» **Work to do**:
Each entry has to be copied exactly, with nothing missed.

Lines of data

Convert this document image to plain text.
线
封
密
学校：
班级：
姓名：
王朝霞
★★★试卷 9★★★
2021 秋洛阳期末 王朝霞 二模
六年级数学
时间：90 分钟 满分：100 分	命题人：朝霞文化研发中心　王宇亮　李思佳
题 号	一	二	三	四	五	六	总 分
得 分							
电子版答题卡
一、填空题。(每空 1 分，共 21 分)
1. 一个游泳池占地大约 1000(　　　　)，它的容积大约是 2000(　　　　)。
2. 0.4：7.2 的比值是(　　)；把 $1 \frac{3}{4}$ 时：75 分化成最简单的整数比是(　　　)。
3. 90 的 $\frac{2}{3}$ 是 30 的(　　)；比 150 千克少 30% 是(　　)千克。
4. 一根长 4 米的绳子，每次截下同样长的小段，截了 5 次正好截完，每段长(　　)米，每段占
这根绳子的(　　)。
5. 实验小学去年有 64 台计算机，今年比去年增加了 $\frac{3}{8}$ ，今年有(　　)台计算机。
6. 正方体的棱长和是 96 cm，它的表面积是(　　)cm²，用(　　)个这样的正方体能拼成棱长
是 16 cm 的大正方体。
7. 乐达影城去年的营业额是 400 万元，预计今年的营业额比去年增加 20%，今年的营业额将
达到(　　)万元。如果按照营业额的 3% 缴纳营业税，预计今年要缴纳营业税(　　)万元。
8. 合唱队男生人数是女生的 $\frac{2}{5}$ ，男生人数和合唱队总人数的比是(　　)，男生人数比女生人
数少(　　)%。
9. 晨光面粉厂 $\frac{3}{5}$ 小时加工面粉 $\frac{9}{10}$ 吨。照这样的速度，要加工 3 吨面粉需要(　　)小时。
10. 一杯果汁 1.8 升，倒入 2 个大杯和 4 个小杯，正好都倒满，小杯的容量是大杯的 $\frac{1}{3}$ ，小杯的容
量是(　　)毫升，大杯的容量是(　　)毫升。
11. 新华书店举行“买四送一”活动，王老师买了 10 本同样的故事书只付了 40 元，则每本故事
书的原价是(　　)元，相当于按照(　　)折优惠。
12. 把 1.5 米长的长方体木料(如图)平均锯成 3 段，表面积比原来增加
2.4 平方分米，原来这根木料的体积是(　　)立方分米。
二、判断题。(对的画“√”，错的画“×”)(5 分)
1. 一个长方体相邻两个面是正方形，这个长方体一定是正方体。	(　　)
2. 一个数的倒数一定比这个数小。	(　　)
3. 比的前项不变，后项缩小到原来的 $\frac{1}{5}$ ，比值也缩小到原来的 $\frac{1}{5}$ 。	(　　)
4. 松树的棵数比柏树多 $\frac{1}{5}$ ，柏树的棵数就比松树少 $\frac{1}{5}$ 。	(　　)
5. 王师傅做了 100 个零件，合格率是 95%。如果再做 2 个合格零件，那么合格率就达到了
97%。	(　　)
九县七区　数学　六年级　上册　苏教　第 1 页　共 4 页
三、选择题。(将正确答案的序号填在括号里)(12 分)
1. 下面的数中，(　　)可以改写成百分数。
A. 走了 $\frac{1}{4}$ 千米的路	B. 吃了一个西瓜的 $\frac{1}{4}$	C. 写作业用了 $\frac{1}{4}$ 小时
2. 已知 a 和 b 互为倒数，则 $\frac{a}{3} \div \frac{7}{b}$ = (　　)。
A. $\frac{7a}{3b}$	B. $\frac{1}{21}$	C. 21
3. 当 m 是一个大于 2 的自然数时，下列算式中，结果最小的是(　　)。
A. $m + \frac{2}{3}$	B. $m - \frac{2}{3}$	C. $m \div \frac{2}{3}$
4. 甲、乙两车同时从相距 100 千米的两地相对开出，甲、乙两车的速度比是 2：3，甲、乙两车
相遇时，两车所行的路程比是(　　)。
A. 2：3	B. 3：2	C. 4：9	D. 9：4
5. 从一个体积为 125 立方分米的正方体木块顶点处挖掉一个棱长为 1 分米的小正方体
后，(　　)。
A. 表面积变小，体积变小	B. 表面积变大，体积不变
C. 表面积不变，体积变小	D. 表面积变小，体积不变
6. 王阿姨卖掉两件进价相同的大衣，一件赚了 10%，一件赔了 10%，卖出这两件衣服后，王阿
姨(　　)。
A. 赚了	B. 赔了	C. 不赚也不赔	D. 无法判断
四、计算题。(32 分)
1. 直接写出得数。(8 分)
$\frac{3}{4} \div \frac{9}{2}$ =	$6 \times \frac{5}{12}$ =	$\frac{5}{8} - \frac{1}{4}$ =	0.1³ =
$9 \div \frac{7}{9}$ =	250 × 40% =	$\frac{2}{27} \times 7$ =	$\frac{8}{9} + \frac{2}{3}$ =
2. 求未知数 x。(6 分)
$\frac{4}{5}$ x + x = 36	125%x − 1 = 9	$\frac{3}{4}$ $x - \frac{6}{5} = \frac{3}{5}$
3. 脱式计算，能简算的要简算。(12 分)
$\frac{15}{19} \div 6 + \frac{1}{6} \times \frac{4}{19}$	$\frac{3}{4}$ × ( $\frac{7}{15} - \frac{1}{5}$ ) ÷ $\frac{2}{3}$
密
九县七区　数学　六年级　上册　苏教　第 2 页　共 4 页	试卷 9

» **Solution to this problem**:
Convert this document image to plain text.
线
封
密
学校：
班级：
姓名：
王朝霞
★★★试卷 9★★★
2021 秋洛阳期末 王朝霞 二模
六年级数学
时间：90 分钟 满分：100 分	命题人：朝霞文化研发中心　王宇亮　李思佳
题 号	一	二	三	四	五	六	总 分
得 分							
电子版答题卡
一、填空题。(每空 1 分，共 21 分)
1. 一个游泳池占地大约 1000(　　　　)，它的容积大约是 2000(　　　　)。
2. 0.4：7.2 的比值是(　　)；把 $1 \frac{3}{4}$ 时：75 分化成最简单的整数比是(　　　)。
3. 90 的 $\frac{2}{3}$ 是 30 的(　　)；比 150 千克少 30% 是(　　)千克。
4. 一根长 4 米的绳子，每次截下同样长的小段，截了 5 次正好截完，每段长(　　)米，每段占
这根绳子的(　　)。
5. 实验小学去年有 64 台计算机，今年比去年增加了 $\frac{3}{8}$ ，今年有(　　)台计算机。
6. 正方体的棱长和是 96 cm，它的表面积是(　　)cm²，用(　　)个这样的正方体能拼成棱长
是 16 cm 的大正方体。
7. 乐达影城去年的营业额是 400 万元，预计今年的营业额比去年增加 20%，今年的营业额将
达到(　　)万元。如果按照营业额的 3% 缴纳营业税，预计今年要缴纳营业税(　　)万元。
8. 合唱队男生人数是女生的 $\frac{2}{5}$ ，男生人数和合唱队总人数的比是(　　)，男生人数比女生人
数少(　　)%。
9. 晨光面粉厂 $\frac{3}{5}$ 小时加工面粉 $\frac{9}{10}$ 吨。照这样的速度，要加工 3 吨面粉需要(　　)小时。
10. 一杯果汁 1.8 升，倒入 2 个大杯和 4 个小杯，正好都倒满，小杯的容量是大杯的 $\frac{1}{3}$ ，小杯的容
量是(　　)毫升，大杯的容量是(　　)毫升。
11. 新华书店举行“买四送一”活动，王老师买了 10 本同样的故事书只付了 40 元，则每本故事
书的原价是(　　)元，相当于按照(　　)折优惠。
12. 把 1.5 米长的长方体木料(如图)平均锯成 3 段，表面积比原来增加
2.4 平方分米，原来这根木料的体积是(　　)立方分米。
二、判断题。(对的画“√”，错的画“×”)(5 分)
1. 一个长方体相邻两个面是正方形，这个长方体一定是正方体。	(　　)
2. 一个数的倒数一定比这个数小。	(　　)
3. 比的前项不变，后项缩小到原来的 $\frac{1}{5}$ ，比值也缩小到原来的 $\frac{1}{5}$ 。	(　　)
4. 松树的棵数比柏树多 $\frac{1}{5}$ ，柏树的棵数就比松树少 $\frac{1}{5}$ 。	(　　)
5. 王师傅做了 100 个零件，合格率是 95%。如果再做 2 个合格零件，那么合格率就达到了
97%。	(　　)
九县七区　数学　六年级　上册　苏教　第 1 页　共 4 页
三、选择题。(将正确答案的序号填在括号里)(12 分)
1. 下面的数中，(　　)可以改写成百分数。
A. 走了 $\frac{1}{4}$ 千米的路	B. 吃了一个西瓜的 $\frac{1}{4}$	C. 写作业用了 $\frac{1}{4}$ 小时
2. 已知 a 和 b 互为倒数，则 $\frac{a}{3} \div \frac{7}{b}$ = (　　)。
A. $\frac{7a}{3b}$	B. $\frac{1}{21}$	C. 21
3. 当 m 是一个大于 2 的自然数时，下列算式中，结果最小的是(　　)。
A. $m + \frac{2}{3}$	B. $m - \frac{2}{3}$	C. $m \div \frac{2}{3}$
4. 甲、乙两车同时从相距 100 千米的两地相对开出，甲、乙两车的速度比是 2：3，甲、乙两车
相遇时，两车所行的路程比是(　　)。
A. 2：3	B. 3：2	C. 4：9	D. 9：4
5. 从一个体积为 125 立方分米的正方体木块顶点处挖掉一个棱长为 1 分米的小正方体
后，(　　)。
A. 表面积变小，体积变小	B. 表面积变大，体积不变
C. 表面积不变，体积变小	D. 表面积变小，体积不变
6. 王阿姨卖掉两件进价相同的大衣，一件赚了 10%，一件赔了 10%，卖出这两件衣服后，王阿
姨(　　)。
A. 赚了	B. 赔了	C. 不赚也不赔	D. 无法判断
四、计算题。(32 分)
1. 直接写出得数。(8 分)
$\frac{3}{4} \div \frac{9}{2}$ =	$6 \times \frac{5}{12}$ =	$\frac{5}{8} - \frac{1}{4}$ =	0.1³ =
$9 \div \frac{7}{9}$ =	250 × 40% =	$\frac{2}{27} \times 7$ =	$\frac{8}{9} + \frac{2}{3}$ =
2. 求未知数 x。(6 分)
$\frac{4}{5}$ x + x = 36	125%x − 1 = 9	$\frac{3}{4}$ $x - \frac{6}{5} = \frac{3}{5}$
3. 脱式计算，能简算的要简算。(12 分)
$\frac{15}{19} \div 6 + \frac{1}{6} \times \frac{4}{19}$	$\frac{3}{4}$ × ( $\frac{7}{15} - \frac{1}{5}$ ) ÷ $\frac{2}{3}$
密
九县七区　数学　六年级　上册　苏教　第 2 页　共 4 页	试卷 9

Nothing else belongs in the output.